**PROBLEM DESCRIPTION:**
Report only the number of lines in this material that include "FORMAT".

**DATA SUPPLIED:**
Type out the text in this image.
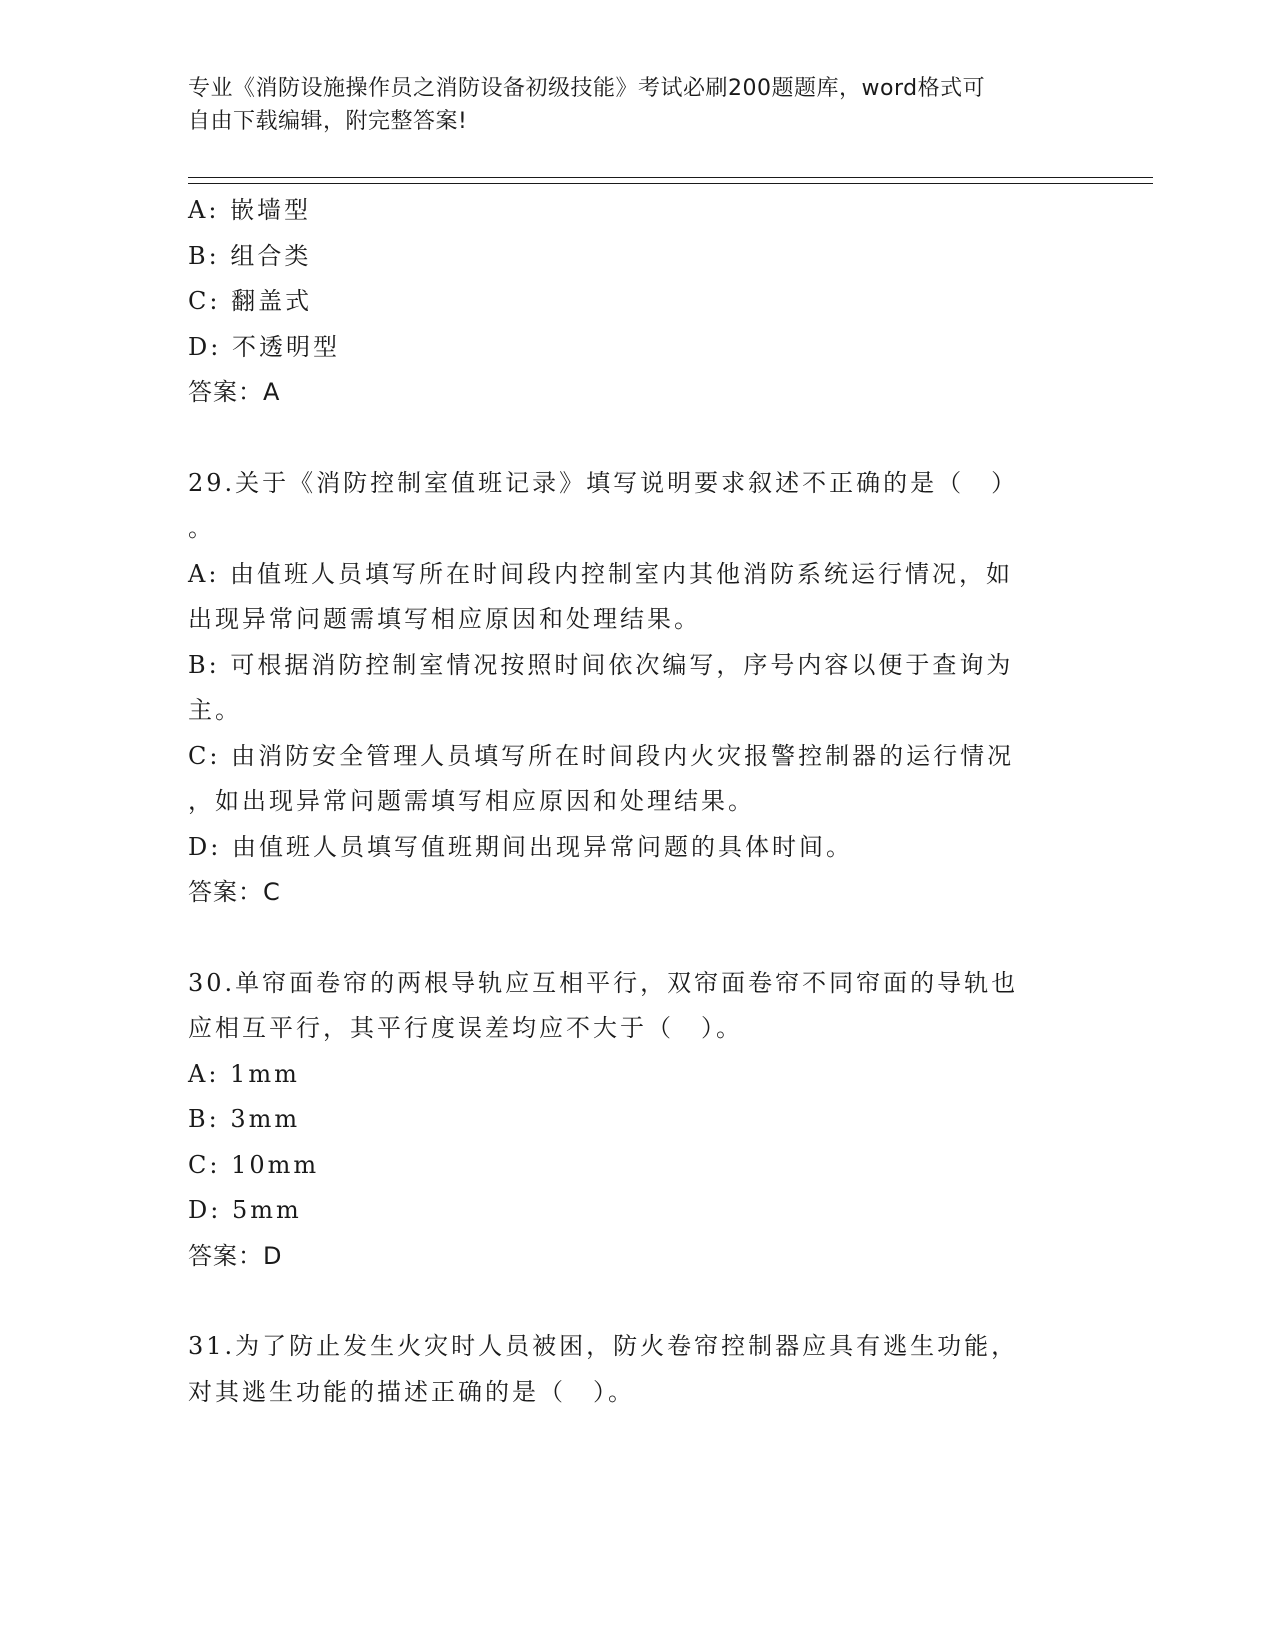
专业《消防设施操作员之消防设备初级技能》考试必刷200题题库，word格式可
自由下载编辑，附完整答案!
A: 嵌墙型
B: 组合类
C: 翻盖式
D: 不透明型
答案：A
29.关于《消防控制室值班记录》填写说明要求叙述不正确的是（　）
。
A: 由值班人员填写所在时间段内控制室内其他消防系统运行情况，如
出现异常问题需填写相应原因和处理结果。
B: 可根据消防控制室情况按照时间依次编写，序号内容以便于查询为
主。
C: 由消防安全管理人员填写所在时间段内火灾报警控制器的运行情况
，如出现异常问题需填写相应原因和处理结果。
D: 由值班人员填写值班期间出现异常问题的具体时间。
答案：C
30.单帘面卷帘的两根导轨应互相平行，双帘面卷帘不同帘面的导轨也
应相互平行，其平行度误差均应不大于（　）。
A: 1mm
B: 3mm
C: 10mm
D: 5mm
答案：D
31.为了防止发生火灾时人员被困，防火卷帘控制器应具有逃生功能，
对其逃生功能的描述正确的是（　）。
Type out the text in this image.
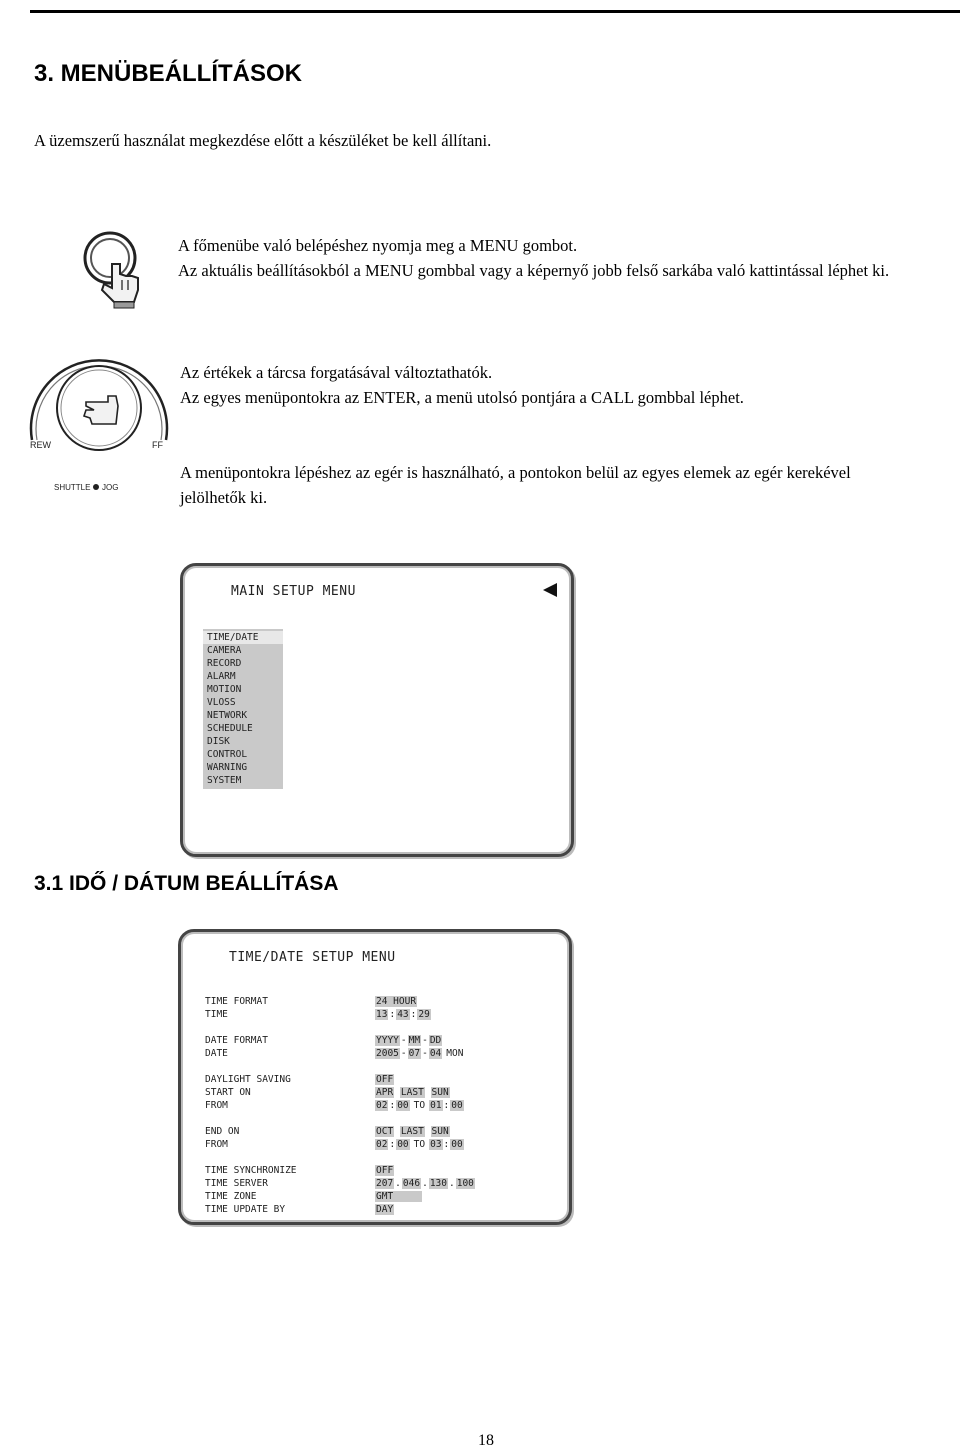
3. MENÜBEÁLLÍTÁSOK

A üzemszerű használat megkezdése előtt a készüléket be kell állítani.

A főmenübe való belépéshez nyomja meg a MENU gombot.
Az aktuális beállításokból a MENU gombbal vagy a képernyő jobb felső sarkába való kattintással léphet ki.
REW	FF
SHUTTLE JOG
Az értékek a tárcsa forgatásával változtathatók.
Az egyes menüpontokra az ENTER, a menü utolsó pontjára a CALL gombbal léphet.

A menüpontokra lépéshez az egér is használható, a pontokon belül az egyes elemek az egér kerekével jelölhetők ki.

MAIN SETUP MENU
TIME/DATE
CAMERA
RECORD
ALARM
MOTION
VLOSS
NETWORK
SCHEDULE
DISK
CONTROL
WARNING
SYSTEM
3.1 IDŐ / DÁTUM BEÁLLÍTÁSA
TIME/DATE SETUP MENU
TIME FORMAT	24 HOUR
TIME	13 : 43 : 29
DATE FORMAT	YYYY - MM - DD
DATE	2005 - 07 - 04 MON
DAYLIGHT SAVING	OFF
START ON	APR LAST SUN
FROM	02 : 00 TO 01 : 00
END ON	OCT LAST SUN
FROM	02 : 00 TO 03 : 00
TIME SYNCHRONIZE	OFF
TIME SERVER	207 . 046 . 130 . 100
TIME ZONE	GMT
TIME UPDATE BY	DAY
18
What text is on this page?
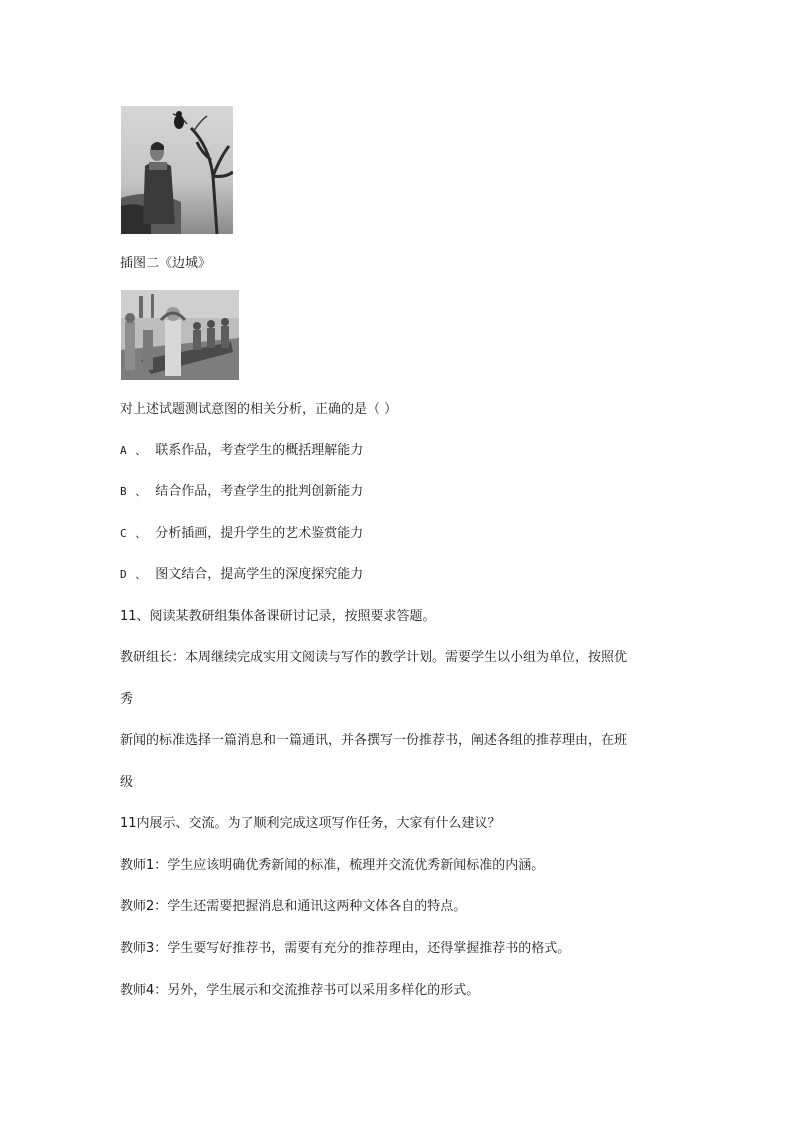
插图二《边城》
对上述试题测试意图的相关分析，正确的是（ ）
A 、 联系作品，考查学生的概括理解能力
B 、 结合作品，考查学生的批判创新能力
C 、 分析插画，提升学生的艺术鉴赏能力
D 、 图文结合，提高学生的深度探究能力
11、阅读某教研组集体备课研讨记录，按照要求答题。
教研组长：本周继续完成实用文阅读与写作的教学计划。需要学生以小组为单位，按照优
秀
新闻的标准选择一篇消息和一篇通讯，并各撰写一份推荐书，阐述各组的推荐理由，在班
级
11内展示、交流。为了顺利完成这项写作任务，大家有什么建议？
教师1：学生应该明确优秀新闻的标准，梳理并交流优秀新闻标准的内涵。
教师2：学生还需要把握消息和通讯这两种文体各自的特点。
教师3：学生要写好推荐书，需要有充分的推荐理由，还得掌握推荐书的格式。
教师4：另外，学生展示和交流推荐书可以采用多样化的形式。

**REPLY:**
2